Protein family and domain databases such as InterPro (Hunter et al., 2009) stand as comprehensive resources of protein signatures, which can be used to infer the structure and function of unknown proteins. InterPro2GO mappings (Mitchell et al., 2015), created by the InterPro team, aim to provide high-quality curated functional annotations directly for domains. Even though this approach has been used since 2002, the annotation coverage of InterPro v83.0 only remains at 41% (15,839 out of 38,345 InterPro entries are associated with at least one GO term).
A variety of computational approaches have been developed for predicting protein functions over the years (Doğan, 2018; Kulmanov & Hoehndorf, 2020; Rifaioglu et al., 2018, 2019; Unsal et al., 2022; Zhao et al., 2022), to serve the ultimate aim of attaining a complete understanding of biological mechanisms. The idea behind these approaches is that annotations can be transferred among proteins sharing similar characteristics (e.g., sequence, structure, protein-protein interactions, expression profiles, etc.). One efficient class of methods utilizes the domain-based approach to address the challenging task of protein function prediction. The domain composition of a protein is one of the key indicators of its function(s). There are earlier studies that aim to investigate similar domain compositions in different proteins in order to infer their functional properties. Forslund and Sonnhammer (2008) implemented this idea as a simple and intuitive tool that makes use of available domain architecture data to transfer annotations between distant proteins. While most of these methods consider only the domain content of proteins (Das et al., 2015; Rojano et al., 2022), there are studies that involve attributes such as order, position, and recurrence of domains to measure similarity between domain architectures (Doğan et al., 2016). Integrating multiple sequence-related properties, including the domain architecture, using machine learning algorithms has been shown to improve the function prediction performance (Kulmanov & Hoehndorf, 2020; You et al., 2018).
The critical assessment of function annotation (CAFA) (Jiang et al., 2016; Radivojac et al., 2013; Zhou et al., 2019) is a time-based challenge designed to meet the need for assessing the performance of protein function prediction approaches in a comprehensive and objective manner. At the beginning of each round of the CAFA challenge, organizers provide a target set that contains proteins whose functions are unknown. Participants predict the functions of proteins in this dataset and submit them. During a data collection period, target proteins that gain experimental annotation accumulate a benchmark set, which is then used to evaluate the performance of participating methods. The CAFA challenge has been widely adopted in the protein science community and has become a community-driven worldwide benchmark effort with three completed and one ongoing installment as of September 2022.
Although each of these function prediction methods helps to bridge the gap between sequencing and function annotation capabilities, protein function prediction remains an open problem, as evidenced by recent CAFA experiments. A limitation of the machine learning-based models, which are among the best performers in CAFA challenges, is that it is hard to comprehend the underlying decision mechanisms behind predictions. Therefore, most of these models are problematic in terms of interpretability. Another limitation is related to computational complexity. Although hybrid models that combine multiple data types and/or algorithms could achieve high prediction performance, they come at a high computational cost, which makes them incapable of scaling up to large-scale datasets such as the entire UniProtKB.
━━━━━━━━━━━━━━━━━━━━
Please explain why, according to the passage on protein function prediction, hybrid models cannot scale up to large-scale datasets such as the entire UniProtKB.
━━━━━━━━━━━━━━━━━━━━
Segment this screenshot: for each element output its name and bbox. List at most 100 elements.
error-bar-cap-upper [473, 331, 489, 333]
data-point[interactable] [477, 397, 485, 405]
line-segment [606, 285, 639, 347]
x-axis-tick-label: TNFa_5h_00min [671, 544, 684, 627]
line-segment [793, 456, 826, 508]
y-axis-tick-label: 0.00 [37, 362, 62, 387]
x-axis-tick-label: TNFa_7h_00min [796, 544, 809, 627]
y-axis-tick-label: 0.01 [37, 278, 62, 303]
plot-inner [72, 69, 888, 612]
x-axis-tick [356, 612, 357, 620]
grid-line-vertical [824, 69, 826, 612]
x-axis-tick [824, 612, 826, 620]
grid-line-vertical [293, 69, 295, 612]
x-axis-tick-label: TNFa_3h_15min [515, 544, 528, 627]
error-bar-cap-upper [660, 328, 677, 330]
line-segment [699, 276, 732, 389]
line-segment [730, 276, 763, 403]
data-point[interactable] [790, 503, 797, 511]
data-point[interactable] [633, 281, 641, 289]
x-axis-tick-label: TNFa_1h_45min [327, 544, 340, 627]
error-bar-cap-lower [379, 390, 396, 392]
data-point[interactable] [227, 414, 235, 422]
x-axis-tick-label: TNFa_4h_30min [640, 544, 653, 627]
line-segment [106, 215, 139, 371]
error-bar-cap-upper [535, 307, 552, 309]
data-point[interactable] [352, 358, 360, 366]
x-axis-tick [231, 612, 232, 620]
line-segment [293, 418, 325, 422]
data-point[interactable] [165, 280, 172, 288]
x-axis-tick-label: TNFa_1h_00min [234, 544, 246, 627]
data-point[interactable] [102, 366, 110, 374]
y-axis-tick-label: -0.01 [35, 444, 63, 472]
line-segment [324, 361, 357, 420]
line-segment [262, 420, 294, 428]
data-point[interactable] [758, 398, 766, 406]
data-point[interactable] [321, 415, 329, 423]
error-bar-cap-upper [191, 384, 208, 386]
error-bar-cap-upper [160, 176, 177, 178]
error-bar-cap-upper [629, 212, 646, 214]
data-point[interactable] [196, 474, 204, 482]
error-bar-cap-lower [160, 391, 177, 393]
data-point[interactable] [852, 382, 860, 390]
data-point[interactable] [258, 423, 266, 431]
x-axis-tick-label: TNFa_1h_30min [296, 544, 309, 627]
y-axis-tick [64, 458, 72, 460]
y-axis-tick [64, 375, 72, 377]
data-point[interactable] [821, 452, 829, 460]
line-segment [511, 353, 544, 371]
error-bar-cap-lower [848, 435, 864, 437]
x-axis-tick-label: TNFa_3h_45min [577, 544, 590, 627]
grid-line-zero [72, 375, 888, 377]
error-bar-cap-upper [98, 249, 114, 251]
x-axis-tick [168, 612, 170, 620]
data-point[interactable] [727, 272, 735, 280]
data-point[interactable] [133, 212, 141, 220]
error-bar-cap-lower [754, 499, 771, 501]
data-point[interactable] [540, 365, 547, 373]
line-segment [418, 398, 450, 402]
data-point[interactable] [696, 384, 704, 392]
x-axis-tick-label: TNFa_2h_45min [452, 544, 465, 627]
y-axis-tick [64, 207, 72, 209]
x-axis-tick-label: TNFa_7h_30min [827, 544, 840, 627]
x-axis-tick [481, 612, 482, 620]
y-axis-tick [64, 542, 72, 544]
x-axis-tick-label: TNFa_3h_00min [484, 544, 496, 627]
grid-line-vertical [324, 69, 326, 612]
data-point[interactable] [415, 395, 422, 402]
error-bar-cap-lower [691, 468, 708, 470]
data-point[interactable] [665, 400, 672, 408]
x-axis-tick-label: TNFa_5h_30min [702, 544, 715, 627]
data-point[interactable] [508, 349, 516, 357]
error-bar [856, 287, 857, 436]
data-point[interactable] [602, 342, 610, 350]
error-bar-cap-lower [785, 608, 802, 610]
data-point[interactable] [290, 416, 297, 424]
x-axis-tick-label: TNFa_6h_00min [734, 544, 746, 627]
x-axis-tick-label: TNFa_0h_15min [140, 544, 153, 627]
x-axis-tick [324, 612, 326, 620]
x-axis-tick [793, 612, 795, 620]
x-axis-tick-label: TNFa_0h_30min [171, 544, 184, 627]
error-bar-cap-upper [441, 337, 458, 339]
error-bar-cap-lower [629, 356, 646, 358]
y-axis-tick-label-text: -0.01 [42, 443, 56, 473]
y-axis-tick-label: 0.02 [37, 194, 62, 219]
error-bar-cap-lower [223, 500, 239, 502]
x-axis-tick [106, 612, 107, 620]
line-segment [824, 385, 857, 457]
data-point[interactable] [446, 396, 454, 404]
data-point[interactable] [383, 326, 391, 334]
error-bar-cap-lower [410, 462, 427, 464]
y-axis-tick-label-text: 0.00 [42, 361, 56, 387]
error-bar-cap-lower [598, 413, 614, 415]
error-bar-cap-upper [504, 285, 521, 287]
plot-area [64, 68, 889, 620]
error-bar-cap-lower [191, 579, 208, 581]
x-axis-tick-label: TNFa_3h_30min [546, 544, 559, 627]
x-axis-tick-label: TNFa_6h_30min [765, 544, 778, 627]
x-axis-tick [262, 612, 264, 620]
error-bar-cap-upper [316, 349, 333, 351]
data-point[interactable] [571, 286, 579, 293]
━━━━━━━━━━━━━━━━━━━━
WRITTEN ANSWER ::
Hybrid models combine multiple data types and/or algorithms, and they can achieve high prediction performance. That performance comes at a high computational cost, which makes them unable to scale up to datasets as large as the entire UniProtKB.